TASK TO COMPLETE: Could you return, word for word, only the lines of the data below from the line holding "Localize each UI" through the line holding "- data-point-marker: [316, 662, 324, 671]", both included?

MATERIAL TO PROCESS:
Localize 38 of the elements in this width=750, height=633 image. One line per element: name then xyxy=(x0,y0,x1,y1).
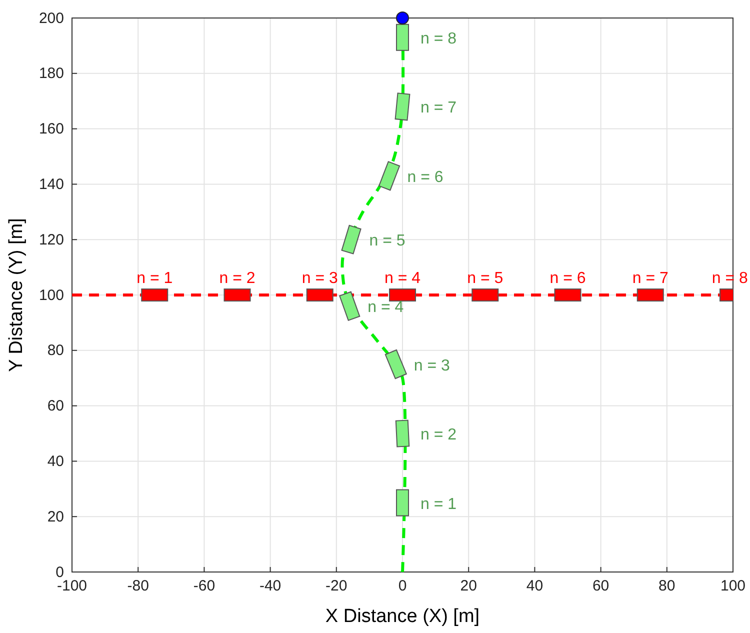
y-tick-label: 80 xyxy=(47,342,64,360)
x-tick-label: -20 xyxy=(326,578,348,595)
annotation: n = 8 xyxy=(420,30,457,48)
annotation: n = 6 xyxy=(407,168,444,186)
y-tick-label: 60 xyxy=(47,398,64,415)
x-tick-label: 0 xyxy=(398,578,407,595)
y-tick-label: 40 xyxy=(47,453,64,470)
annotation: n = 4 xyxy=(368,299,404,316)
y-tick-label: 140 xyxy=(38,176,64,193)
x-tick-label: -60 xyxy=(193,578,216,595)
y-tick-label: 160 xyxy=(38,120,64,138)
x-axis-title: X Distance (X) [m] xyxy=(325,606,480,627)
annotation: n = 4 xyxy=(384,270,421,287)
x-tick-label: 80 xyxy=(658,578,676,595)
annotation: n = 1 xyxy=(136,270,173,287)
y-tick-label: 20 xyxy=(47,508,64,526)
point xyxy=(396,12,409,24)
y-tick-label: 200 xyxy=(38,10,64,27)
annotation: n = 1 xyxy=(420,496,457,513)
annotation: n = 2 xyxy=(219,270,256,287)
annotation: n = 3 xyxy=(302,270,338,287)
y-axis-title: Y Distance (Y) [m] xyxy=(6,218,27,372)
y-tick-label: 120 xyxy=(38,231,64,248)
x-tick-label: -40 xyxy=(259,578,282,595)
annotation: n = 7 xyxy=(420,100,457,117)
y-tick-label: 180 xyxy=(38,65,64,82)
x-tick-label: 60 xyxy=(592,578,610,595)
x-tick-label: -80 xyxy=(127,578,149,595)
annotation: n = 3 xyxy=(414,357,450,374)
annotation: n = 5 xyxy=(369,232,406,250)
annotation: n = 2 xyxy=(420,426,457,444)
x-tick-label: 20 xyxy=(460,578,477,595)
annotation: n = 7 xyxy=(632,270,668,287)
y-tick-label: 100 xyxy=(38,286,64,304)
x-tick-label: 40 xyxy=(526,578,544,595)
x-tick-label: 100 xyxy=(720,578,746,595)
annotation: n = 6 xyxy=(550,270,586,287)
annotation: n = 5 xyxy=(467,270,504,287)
...
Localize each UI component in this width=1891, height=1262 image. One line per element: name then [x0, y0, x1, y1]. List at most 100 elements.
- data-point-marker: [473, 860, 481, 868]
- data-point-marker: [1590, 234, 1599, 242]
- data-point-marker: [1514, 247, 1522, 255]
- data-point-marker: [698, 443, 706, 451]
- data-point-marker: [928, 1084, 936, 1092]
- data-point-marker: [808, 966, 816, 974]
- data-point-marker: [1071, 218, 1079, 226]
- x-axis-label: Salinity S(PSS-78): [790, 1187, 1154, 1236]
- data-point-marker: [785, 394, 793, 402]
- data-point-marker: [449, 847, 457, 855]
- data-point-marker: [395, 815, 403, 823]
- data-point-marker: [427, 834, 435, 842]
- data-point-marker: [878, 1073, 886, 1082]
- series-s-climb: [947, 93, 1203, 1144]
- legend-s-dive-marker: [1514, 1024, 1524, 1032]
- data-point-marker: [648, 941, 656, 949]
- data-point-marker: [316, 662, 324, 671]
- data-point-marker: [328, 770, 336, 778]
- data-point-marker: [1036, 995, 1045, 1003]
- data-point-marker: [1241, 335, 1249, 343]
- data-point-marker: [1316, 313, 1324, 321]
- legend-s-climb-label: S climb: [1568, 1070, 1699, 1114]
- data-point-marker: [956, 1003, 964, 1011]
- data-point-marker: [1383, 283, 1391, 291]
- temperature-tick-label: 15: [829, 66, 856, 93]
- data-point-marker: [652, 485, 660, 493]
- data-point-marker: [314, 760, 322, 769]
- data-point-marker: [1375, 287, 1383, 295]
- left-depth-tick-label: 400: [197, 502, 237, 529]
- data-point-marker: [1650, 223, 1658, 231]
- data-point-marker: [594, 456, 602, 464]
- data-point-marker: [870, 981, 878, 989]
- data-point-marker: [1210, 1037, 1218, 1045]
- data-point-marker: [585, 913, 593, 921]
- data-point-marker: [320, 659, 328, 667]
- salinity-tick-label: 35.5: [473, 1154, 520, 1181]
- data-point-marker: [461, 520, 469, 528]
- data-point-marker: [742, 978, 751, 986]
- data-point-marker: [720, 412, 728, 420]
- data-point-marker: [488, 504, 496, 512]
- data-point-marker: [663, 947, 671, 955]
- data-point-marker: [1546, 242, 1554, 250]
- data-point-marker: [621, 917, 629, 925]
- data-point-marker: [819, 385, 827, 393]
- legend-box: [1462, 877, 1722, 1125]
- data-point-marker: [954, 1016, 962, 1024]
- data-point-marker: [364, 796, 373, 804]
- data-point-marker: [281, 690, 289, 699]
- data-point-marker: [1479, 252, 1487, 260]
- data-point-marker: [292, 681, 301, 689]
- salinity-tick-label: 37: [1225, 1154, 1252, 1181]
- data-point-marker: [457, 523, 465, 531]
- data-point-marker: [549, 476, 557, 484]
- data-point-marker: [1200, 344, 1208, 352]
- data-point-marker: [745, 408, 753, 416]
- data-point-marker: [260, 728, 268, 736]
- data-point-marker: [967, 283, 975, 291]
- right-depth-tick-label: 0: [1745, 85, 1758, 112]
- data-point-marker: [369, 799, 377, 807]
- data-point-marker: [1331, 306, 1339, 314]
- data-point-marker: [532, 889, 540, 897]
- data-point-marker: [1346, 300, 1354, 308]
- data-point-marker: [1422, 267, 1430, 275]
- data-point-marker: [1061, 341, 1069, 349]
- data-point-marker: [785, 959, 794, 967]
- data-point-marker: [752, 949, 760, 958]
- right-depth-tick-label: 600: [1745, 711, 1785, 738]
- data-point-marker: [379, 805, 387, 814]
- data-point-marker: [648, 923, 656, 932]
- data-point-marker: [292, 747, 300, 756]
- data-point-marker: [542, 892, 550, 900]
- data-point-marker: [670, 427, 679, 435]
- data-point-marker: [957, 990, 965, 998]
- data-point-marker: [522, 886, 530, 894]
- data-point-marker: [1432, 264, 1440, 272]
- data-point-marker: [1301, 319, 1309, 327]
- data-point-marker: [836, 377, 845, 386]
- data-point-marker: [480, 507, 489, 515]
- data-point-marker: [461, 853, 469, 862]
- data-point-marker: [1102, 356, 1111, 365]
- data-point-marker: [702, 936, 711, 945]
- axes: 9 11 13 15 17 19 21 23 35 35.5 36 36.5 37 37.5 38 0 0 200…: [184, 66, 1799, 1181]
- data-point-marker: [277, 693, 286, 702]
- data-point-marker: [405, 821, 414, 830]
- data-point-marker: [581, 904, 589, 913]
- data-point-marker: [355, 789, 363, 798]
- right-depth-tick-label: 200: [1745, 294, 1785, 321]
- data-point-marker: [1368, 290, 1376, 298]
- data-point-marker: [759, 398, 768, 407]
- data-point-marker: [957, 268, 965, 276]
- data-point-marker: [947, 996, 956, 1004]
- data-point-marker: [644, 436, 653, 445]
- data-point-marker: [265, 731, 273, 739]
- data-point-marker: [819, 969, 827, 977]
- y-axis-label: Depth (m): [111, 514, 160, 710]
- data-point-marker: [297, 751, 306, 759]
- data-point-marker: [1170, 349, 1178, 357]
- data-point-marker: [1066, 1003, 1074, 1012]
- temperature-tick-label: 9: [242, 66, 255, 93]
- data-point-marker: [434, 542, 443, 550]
--
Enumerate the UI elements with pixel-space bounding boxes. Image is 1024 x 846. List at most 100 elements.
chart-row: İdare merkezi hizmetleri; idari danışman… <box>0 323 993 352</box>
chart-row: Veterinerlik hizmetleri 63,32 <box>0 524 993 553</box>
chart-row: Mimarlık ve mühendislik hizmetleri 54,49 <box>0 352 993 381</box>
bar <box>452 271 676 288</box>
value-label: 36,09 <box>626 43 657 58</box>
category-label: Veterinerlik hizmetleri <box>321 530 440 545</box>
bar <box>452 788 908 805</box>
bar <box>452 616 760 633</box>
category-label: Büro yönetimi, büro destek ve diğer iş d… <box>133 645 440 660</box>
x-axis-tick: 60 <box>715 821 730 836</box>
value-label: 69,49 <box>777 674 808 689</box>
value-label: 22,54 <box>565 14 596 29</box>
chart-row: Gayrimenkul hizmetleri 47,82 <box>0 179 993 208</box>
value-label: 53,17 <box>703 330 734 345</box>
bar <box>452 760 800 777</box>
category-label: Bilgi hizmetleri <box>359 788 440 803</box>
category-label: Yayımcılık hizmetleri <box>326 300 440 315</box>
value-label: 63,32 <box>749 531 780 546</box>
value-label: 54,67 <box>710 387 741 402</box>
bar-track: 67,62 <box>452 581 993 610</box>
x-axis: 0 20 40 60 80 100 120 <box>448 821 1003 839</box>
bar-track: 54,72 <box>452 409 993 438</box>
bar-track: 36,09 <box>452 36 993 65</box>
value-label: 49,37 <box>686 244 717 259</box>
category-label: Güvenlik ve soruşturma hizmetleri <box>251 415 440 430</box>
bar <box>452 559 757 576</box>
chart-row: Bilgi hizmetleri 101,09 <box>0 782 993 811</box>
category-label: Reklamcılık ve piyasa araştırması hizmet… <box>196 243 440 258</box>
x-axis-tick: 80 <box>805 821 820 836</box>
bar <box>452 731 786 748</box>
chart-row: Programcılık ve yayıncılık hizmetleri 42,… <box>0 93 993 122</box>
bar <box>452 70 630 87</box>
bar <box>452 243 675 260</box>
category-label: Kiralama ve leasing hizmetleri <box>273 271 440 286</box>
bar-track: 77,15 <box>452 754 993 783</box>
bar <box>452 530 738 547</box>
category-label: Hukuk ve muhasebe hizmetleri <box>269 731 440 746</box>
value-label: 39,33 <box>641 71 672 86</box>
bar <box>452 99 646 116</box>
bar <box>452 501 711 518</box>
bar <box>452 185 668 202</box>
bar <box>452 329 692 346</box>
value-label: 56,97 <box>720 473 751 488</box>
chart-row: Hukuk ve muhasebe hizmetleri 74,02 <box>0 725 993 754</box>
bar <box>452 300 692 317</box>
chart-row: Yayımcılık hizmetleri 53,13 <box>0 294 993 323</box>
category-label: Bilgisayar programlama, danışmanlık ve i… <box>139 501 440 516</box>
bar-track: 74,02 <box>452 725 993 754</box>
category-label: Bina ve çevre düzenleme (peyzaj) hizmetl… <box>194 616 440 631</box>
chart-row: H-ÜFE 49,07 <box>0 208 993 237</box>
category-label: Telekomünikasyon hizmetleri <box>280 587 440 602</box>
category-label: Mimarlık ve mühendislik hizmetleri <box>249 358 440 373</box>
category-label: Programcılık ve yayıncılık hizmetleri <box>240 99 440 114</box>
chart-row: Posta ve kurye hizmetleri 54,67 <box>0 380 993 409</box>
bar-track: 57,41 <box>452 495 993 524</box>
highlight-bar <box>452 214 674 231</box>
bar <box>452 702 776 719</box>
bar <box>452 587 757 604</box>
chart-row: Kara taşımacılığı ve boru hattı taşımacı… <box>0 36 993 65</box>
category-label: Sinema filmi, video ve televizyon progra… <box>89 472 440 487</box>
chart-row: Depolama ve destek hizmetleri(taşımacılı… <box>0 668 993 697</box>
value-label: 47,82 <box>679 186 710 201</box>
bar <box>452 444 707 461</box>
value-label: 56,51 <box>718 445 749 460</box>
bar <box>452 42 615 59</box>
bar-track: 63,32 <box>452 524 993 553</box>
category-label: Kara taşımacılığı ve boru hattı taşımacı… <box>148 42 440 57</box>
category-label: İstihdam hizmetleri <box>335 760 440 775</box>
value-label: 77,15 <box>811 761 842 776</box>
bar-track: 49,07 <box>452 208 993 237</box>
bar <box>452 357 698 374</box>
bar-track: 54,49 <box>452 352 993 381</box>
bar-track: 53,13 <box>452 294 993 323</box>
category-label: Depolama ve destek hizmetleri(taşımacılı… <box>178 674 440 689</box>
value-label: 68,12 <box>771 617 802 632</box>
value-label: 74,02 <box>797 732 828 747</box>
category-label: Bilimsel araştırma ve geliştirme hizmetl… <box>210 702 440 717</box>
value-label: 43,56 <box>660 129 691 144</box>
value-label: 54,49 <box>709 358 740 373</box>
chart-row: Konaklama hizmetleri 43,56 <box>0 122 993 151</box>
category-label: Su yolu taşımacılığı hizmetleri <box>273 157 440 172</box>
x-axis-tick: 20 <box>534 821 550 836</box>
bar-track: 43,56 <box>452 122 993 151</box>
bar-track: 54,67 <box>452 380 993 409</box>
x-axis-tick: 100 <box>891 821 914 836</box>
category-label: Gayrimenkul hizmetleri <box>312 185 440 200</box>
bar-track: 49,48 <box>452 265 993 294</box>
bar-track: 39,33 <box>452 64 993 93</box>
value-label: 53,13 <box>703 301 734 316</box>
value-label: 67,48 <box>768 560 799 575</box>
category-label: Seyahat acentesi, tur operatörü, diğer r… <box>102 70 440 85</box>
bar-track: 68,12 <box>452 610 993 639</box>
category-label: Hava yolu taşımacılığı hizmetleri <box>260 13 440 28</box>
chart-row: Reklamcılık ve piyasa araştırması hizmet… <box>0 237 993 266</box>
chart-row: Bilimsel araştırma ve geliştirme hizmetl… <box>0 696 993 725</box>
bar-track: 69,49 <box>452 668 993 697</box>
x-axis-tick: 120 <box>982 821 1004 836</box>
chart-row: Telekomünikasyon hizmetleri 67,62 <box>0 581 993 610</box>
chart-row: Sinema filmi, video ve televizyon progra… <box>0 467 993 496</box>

TASK ANSWER:
Localize each UI component in this width=1891, height=1262 image. One line per element: name then [x0, y0, x1, y1]. List at most 100 elements.
- data-point-marker: [473, 860, 481, 868]
- data-point-marker: [1590, 234, 1599, 242]
- data-point-marker: [1514, 247, 1522, 255]
- data-point-marker: [698, 443, 706, 451]
- data-point-marker: [928, 1084, 936, 1092]
- data-point-marker: [808, 966, 816, 974]
- data-point-marker: [1071, 218, 1079, 226]
- x-axis-label: Salinity S(PSS-78): [790, 1187, 1154, 1236]
- data-point-marker: [785, 394, 793, 402]
- data-point-marker: [449, 847, 457, 855]
- data-point-marker: [395, 815, 403, 823]
- data-point-marker: [427, 834, 435, 842]
- data-point-marker: [878, 1073, 886, 1082]
- series-s-climb: [947, 93, 1203, 1144]
- legend-s-dive-marker: [1514, 1024, 1524, 1032]
- data-point-marker: [648, 941, 656, 949]
- data-point-marker: [316, 662, 324, 671]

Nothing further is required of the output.